PROBLEM DETAILS.
State how many lines of the listing below include the word "vapes". Give only the number.

Items from a figure collection:
┌────────

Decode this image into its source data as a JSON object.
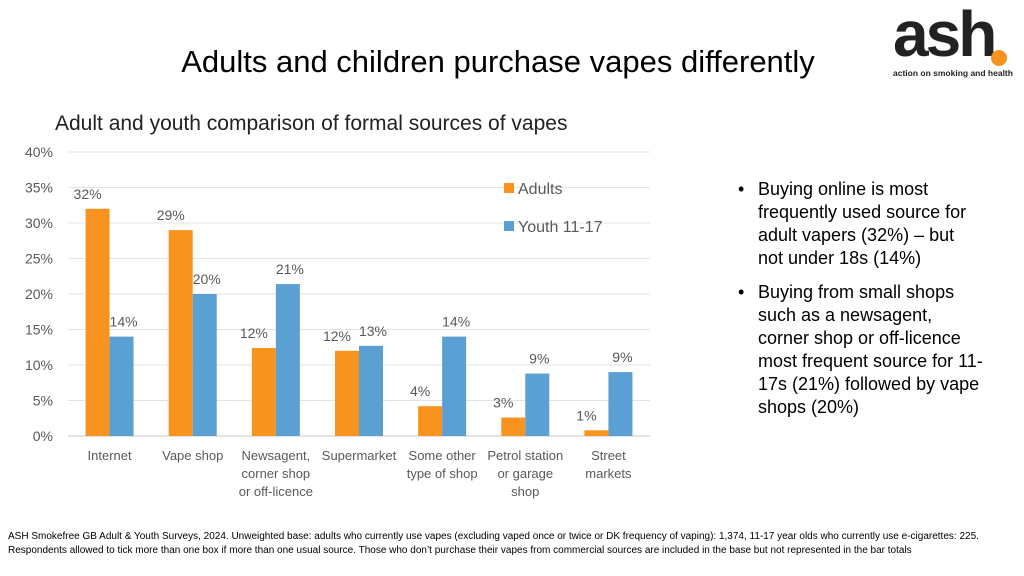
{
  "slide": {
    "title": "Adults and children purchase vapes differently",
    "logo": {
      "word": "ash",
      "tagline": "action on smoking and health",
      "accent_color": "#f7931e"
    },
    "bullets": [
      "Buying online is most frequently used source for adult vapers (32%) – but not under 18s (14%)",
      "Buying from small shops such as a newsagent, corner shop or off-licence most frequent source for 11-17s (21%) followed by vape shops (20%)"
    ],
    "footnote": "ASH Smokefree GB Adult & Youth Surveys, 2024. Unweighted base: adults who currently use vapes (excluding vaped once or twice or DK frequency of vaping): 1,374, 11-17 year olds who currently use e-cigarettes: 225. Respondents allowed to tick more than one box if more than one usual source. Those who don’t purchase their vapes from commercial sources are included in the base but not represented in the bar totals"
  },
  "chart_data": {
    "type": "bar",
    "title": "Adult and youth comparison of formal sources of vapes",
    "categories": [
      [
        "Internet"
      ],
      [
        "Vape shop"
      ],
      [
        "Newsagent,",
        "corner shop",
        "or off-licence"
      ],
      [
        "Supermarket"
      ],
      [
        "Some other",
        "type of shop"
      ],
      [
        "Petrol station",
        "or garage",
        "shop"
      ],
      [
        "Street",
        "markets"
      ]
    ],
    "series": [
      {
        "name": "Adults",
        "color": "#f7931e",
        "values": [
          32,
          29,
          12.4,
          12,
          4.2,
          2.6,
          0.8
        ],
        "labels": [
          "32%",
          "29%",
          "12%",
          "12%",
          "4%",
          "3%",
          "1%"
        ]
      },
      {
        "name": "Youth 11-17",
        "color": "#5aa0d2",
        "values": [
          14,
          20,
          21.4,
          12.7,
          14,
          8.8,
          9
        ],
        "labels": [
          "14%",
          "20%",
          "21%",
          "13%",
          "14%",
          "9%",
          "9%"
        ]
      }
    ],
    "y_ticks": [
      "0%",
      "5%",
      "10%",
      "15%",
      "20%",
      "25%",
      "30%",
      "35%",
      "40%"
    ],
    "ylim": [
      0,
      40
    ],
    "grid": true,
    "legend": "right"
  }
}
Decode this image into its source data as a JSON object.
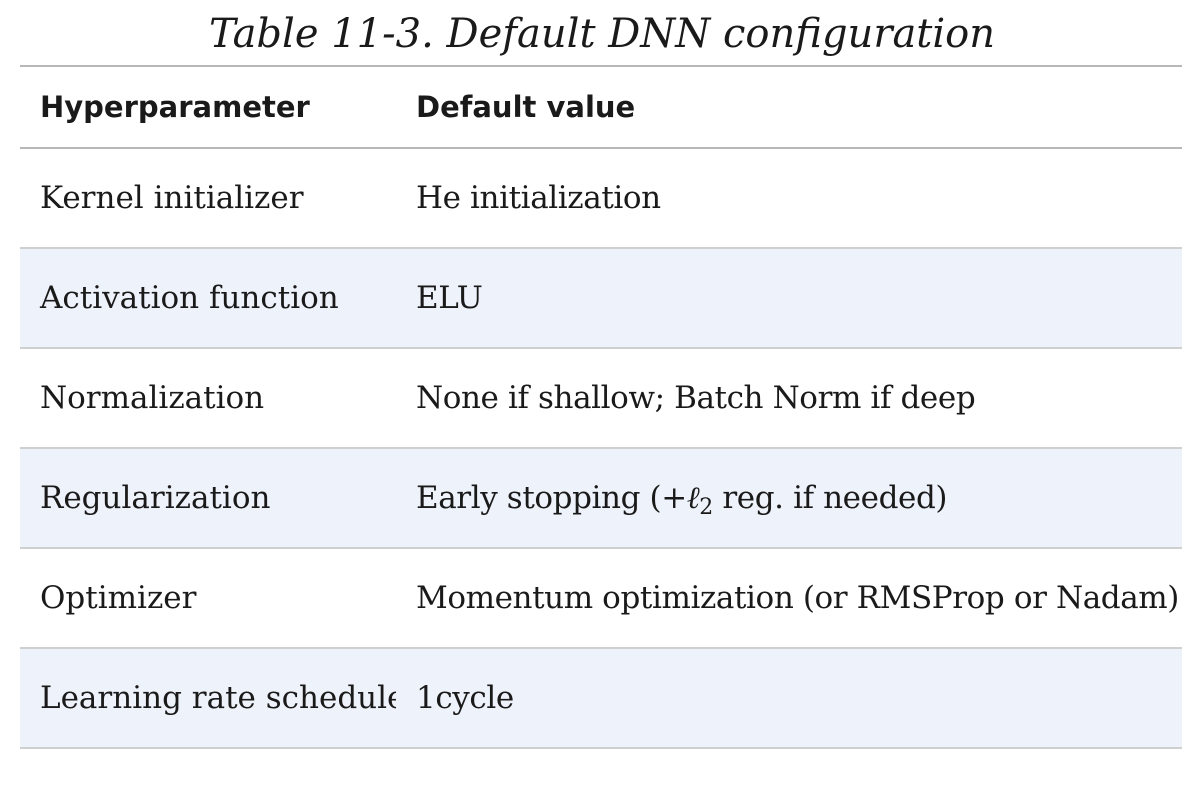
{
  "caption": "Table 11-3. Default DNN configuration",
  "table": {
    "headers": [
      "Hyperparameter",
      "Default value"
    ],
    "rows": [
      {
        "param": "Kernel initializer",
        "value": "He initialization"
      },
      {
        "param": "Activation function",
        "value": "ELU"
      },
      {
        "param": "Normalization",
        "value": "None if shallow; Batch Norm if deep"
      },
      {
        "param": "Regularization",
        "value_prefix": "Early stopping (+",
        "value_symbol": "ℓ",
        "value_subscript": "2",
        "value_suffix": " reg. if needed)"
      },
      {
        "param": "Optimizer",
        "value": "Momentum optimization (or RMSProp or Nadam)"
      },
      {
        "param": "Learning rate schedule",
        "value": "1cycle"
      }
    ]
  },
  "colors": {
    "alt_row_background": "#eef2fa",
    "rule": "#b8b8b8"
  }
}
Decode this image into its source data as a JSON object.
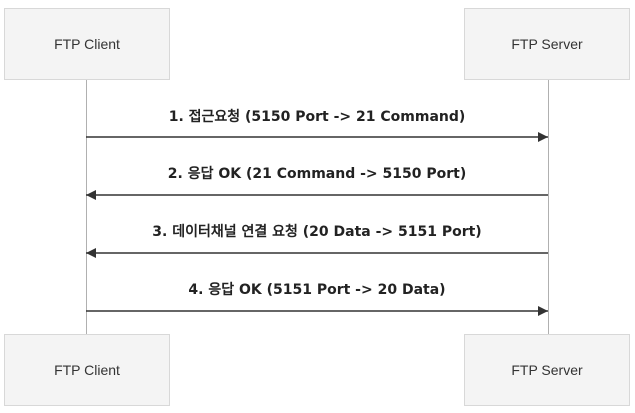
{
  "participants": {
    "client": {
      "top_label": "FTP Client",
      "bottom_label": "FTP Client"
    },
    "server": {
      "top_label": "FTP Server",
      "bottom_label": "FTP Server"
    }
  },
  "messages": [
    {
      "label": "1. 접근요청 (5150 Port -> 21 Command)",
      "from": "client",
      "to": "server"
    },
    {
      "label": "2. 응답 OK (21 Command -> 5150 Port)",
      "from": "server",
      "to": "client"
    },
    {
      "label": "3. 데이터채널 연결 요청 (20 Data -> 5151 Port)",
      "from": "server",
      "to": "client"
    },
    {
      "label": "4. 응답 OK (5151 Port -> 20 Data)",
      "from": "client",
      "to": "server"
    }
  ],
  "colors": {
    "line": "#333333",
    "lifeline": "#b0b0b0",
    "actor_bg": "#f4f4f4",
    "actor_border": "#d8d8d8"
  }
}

└────────

FINISHED EXERCISE.
3